## start SUPPLIED DATA
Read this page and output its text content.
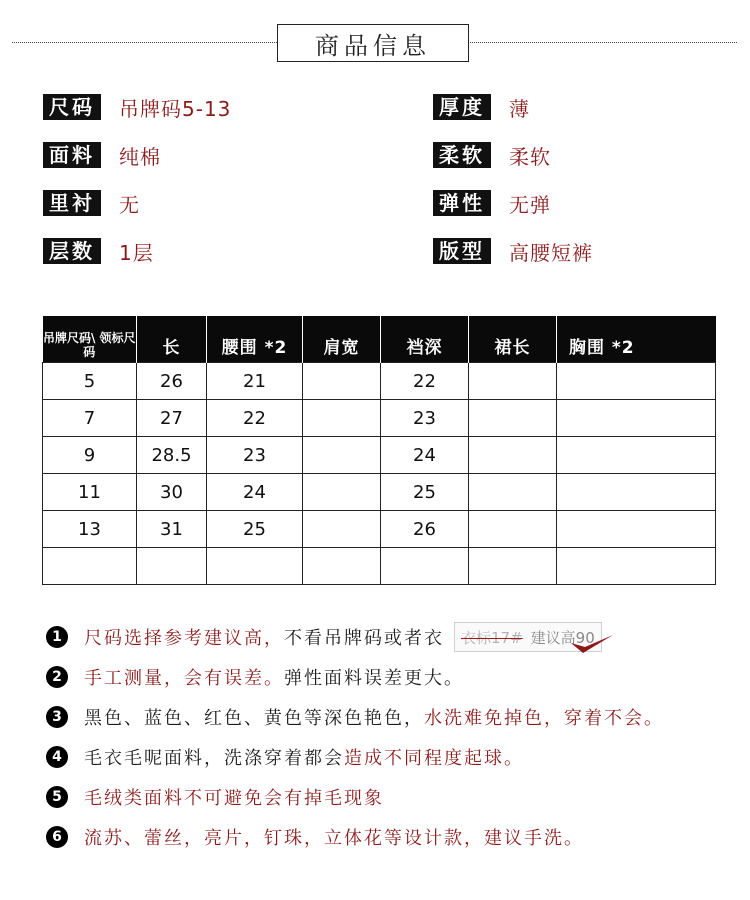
商品信息
尺码	吊牌码5-13	厚度	薄
面料	纯棉	柔软	柔软
里衬	无	弹性	无弹
层数	1层	版型	高腰短裤
吊牌尺码\ 领标尺码	长	腰围 *2	肩宽	裆深	裙长	胸围 *2
5	26	21		22		
7	27	22		23		
9	28.5	23		24		
11	30	24		25		
13	31	25		26		

1	尺码选择参考建议高， 不看吊牌码或者衣 衣标17# 建议高90
2	手工测量，会有误差。 弹性面料误差更大。
3	黑色、蓝色、红色、黄色等深色艳色， 水洗难免掉色，穿着不会。
4	毛衣毛呢面料，洗涤穿着都会 造成不同程度起球。
5	毛绒类面料不可避免会有掉毛现象
6	流苏、蕾丝，亮片，钉珠，立体花等设计款，建议手洗。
## end SUPPLIED DATA
*EXERCISE DETAILS*
Pictures appear in the records above. Output everything except them, exactly.

*WRITTEN RESPONSE*
Read this page and output its text content.
商品信息
尺码	吊牌码5-13	厚度	薄
面料	纯棉	柔软	柔软
里衬	无	弹性	无弹
层数	1层	版型	高腰短裤
吊牌尺码\ 领标尺码	长	腰围 *2	肩宽	裆深	裙长	胸围 *2
5	26	21		22		
7	27	22		23		
9	28.5	23		24		
11	30	24		25		
13	31	25		26		

1	尺码选择参考建议高， 不看吊牌码或者衣 衣标17# 建议高90
2	手工测量，会有误差。 弹性面料误差更大。
3	黑色、蓝色、红色、黄色等深色艳色， 水洗难免掉色，穿着不会。
4	毛衣毛呢面料，洗涤穿着都会 造成不同程度起球。
5	毛绒类面料不可避免会有掉毛现象
6	流苏、蕾丝，亮片，钉珠，立体花等设计款，建议手洗。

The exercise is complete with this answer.